**Extrait du document**

= = = = =

Super 8. (réalisé par J.J. Abrams)
Tranche de vie.
Super 8 n'invente rien, c'est un fait. Toute la grammaire cinématographique déployée ici ne sert, au premier abord, qu'un seul but: rendre hommage au cinéma de Steven Spielberg et des productions Amblin. Ok. Mais en fouillant un peu plus loin derrière cette identité apparente, on est face à un film bien plus profond et sensible qu'on n'aurait pu le croire.
Une petite bourgade de l'Ohio comme il en existe des milliers aux États-Unis, bien quadrillée et qui abrite en son sein une communauté soudée et autonome. On est en 1979 et c'est l'été. Joe Lamb, un jeune adolescent ordinaire, vient de perdre sa mère et camoufle son désarroi comme il le peut. Heureusement, il peut compter sur sa bande d'amis, emmenés par Charles Kaznyk, un apprenti réalisateur qui tourne un film de zombies. Alors qu'ils sont en plein rush près d'une voie ferrée, tout bascule...
Amblin revival.

= = = = =

**Consigne A**
Pour chacune des affirmations suivantes, indiquez par oui ou par non si elle concorde avec l'extrait consacré à Super 8, et citez à l'identique les mots de l'extrait qui tranchent : (i) l'action se situe en 1979, pendant l'été ; (ii) Charles Kaznyk tourne un film de science-fiction ; (iii) la bourgade où se déroule l'histoire se trouve dans l'Ohio.
**Consigne B**
Transcrivez à l'identique, parmi les lignes enregistrées, le passage qui va de la ligne contenant « 324, 760, 344] » jusqu'à la ligne contenant « 182, 81, 202] », ces deux lignes comprises.

= = = = =

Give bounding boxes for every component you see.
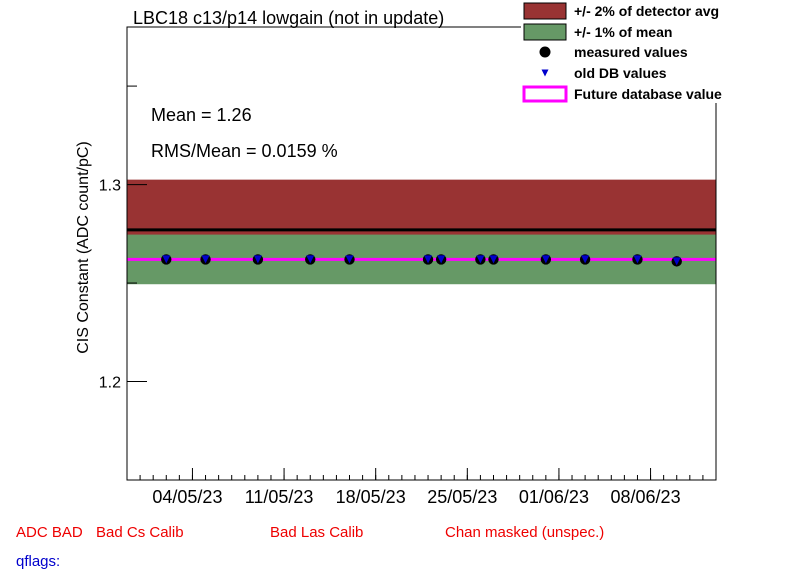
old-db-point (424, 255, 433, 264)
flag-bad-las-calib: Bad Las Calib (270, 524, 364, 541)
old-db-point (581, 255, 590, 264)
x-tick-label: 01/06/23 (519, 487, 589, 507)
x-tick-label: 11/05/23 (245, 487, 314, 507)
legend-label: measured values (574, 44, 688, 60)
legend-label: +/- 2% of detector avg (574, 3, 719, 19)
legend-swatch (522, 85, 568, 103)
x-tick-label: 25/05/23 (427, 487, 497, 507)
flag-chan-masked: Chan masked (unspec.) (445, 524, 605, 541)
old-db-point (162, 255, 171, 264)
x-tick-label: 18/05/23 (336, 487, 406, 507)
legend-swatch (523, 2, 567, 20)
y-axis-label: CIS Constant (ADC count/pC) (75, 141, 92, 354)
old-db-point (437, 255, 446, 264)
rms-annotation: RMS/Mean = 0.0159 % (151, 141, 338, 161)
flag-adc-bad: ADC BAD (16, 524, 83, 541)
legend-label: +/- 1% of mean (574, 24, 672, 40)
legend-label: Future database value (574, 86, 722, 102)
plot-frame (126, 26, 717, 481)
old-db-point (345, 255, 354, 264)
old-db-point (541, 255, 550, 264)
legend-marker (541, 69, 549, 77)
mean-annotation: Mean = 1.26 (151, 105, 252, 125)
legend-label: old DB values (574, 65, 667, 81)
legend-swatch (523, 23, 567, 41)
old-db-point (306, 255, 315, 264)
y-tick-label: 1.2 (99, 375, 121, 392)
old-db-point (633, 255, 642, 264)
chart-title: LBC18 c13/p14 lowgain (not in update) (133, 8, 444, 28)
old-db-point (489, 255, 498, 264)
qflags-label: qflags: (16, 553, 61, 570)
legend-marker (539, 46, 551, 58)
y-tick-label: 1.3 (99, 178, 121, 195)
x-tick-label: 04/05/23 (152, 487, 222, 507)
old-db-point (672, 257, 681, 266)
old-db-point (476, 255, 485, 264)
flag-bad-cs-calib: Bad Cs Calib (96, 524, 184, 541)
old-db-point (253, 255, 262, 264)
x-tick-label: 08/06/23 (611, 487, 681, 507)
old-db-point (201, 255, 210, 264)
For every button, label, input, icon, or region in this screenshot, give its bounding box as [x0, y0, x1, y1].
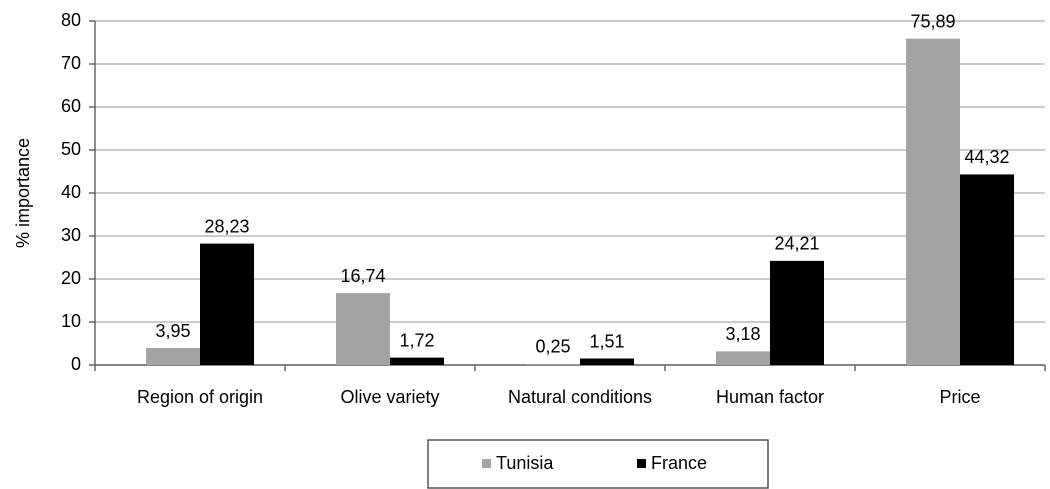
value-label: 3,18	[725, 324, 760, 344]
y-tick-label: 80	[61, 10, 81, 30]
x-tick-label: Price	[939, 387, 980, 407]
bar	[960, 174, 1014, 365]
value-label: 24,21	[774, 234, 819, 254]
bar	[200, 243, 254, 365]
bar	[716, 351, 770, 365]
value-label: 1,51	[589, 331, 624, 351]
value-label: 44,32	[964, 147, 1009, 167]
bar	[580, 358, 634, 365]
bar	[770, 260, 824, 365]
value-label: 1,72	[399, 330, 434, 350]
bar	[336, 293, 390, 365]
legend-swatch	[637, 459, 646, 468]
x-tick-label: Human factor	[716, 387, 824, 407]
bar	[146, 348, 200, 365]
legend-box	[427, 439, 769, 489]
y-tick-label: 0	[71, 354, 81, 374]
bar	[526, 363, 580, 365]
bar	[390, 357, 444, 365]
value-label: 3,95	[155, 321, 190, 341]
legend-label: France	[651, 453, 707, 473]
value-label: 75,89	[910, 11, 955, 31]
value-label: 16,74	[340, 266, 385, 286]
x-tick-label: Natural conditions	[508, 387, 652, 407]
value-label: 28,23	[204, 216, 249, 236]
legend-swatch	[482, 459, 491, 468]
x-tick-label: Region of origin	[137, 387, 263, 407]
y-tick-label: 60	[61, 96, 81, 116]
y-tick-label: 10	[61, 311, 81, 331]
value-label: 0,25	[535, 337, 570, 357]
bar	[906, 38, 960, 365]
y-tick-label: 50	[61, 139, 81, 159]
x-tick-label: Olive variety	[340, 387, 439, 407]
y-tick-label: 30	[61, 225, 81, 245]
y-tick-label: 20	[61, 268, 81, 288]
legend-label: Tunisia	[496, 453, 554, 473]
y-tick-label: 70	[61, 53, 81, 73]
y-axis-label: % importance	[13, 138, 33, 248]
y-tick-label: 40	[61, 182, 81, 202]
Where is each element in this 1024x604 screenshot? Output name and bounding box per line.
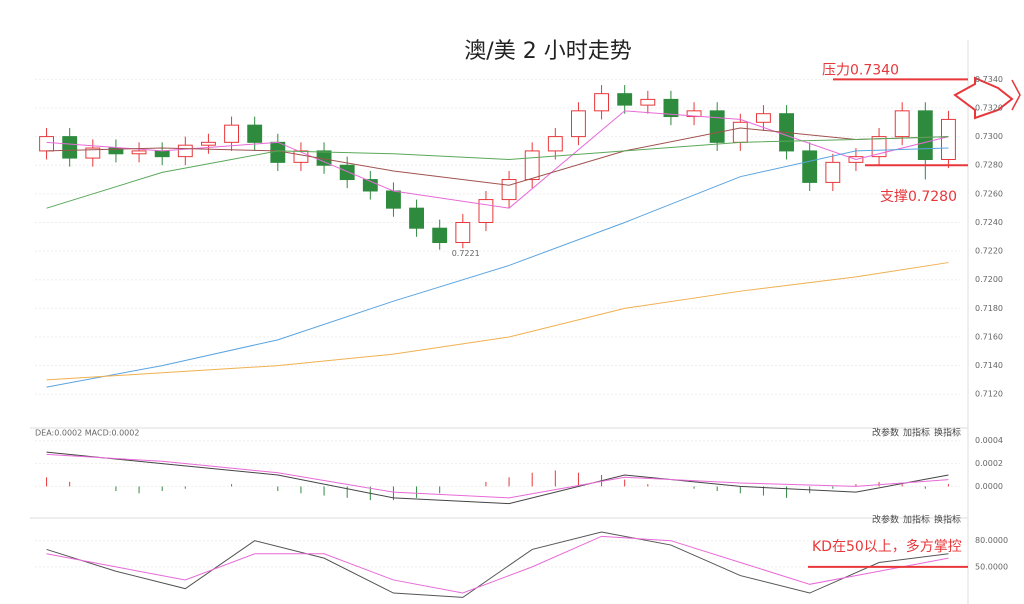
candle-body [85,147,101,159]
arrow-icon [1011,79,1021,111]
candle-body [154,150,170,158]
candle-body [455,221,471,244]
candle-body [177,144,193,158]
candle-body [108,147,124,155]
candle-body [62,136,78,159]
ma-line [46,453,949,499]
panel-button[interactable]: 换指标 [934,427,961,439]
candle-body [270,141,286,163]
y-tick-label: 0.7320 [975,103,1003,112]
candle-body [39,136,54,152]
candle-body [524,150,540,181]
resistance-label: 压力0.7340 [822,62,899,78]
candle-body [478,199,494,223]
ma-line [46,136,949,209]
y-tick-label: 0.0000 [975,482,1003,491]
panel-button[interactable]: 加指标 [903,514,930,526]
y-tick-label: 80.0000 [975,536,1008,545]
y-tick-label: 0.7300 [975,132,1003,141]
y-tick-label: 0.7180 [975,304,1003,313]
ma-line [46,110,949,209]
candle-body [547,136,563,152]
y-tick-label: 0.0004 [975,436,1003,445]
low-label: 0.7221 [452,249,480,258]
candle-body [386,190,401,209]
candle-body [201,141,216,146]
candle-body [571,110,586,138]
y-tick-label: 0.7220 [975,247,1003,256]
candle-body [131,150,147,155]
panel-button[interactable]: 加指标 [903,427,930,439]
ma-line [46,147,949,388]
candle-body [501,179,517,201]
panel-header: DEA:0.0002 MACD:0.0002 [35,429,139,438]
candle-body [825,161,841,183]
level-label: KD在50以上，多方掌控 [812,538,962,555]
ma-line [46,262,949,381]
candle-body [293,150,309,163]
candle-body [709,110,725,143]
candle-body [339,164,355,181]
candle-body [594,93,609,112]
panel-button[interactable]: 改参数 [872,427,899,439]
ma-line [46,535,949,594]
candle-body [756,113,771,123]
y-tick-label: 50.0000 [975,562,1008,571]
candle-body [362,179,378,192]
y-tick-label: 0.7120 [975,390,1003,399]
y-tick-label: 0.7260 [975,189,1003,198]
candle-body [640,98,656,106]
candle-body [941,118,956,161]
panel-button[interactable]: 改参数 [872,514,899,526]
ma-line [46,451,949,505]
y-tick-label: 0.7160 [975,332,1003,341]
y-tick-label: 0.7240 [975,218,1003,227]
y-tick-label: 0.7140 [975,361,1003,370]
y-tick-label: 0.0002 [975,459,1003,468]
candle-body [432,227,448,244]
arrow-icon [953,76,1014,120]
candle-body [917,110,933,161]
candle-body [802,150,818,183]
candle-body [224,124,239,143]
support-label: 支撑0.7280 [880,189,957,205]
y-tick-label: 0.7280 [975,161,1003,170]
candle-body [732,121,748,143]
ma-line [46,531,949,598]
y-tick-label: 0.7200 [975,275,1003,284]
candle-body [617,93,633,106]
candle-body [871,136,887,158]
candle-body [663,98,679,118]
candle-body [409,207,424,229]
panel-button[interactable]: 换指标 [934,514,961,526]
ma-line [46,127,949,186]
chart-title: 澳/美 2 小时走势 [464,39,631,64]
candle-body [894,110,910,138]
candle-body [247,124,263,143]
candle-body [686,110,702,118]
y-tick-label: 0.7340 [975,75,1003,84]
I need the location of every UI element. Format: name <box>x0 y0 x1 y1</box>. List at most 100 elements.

= = = = =

**Réponse A**
(i) Oui : « On est en 1979 et c'est l'été. »
(ii) Non : « un apprenti réalisateur qui tourne un film de zombies »
(iii) Oui : « Une petite bourgade de l'Ohio »

**Réponse B**
value-label: 3,18	[725, 324, 760, 344]
y-tick-label: 80	[61, 10, 81, 30]
x-tick-label: Price	[939, 387, 980, 407]
bar	[960, 174, 1014, 365]
value-label: 24,21	[774, 234, 819, 254]
bar	[200, 243, 254, 365]
bar	[716, 351, 770, 365]
value-label: 1,51	[589, 331, 624, 351]
value-label: 44,32	[964, 147, 1009, 167]
bar	[580, 358, 634, 365]
bar	[770, 260, 824, 365]
value-label: 1,72	[399, 330, 434, 350]
bar	[336, 293, 390, 365]
legend-swatch	[637, 459, 646, 468]
x-tick-label: Human factor	[716, 387, 824, 407]
bar	[146, 348, 200, 365]
legend-box	[427, 439, 769, 489]
y-tick-label: 0	[71, 354, 81, 374]
bar	[526, 363, 580, 365]
bar	[390, 357, 444, 365]
value-label: 3,95	[155, 321, 190, 341]
legend-label: France	[651, 453, 707, 473]
value-label: 75,89	[910, 11, 955, 31]
value-label: 16,74	[340, 266, 385, 286]
x-tick-label: Natural conditions	[508, 387, 652, 407]
value-label: 28,23	[204, 216, 249, 236]
legend-swatch	[482, 459, 491, 468]
x-tick-label: Region of origin	[137, 387, 263, 407]
y-tick-label: 60	[61, 96, 81, 116]
y-tick-label: 10	[61, 311, 81, 331]
value-label: 0,25	[535, 337, 570, 357]
bar	[906, 38, 960, 365]
y-tick-label: 50	[61, 139, 81, 159]
x-tick-label: Olive variety	[340, 387, 439, 407]
y-tick-label: 30	[61, 225, 81, 245]
y-tick-label: 20	[61, 268, 81, 288]
legend-label: Tunisia	[496, 453, 554, 473]
y-tick-label: 70	[61, 53, 81, 73]
y-axis-label: % importance	[13, 138, 33, 248]
y-tick-label: 40	[61, 182, 81, 202]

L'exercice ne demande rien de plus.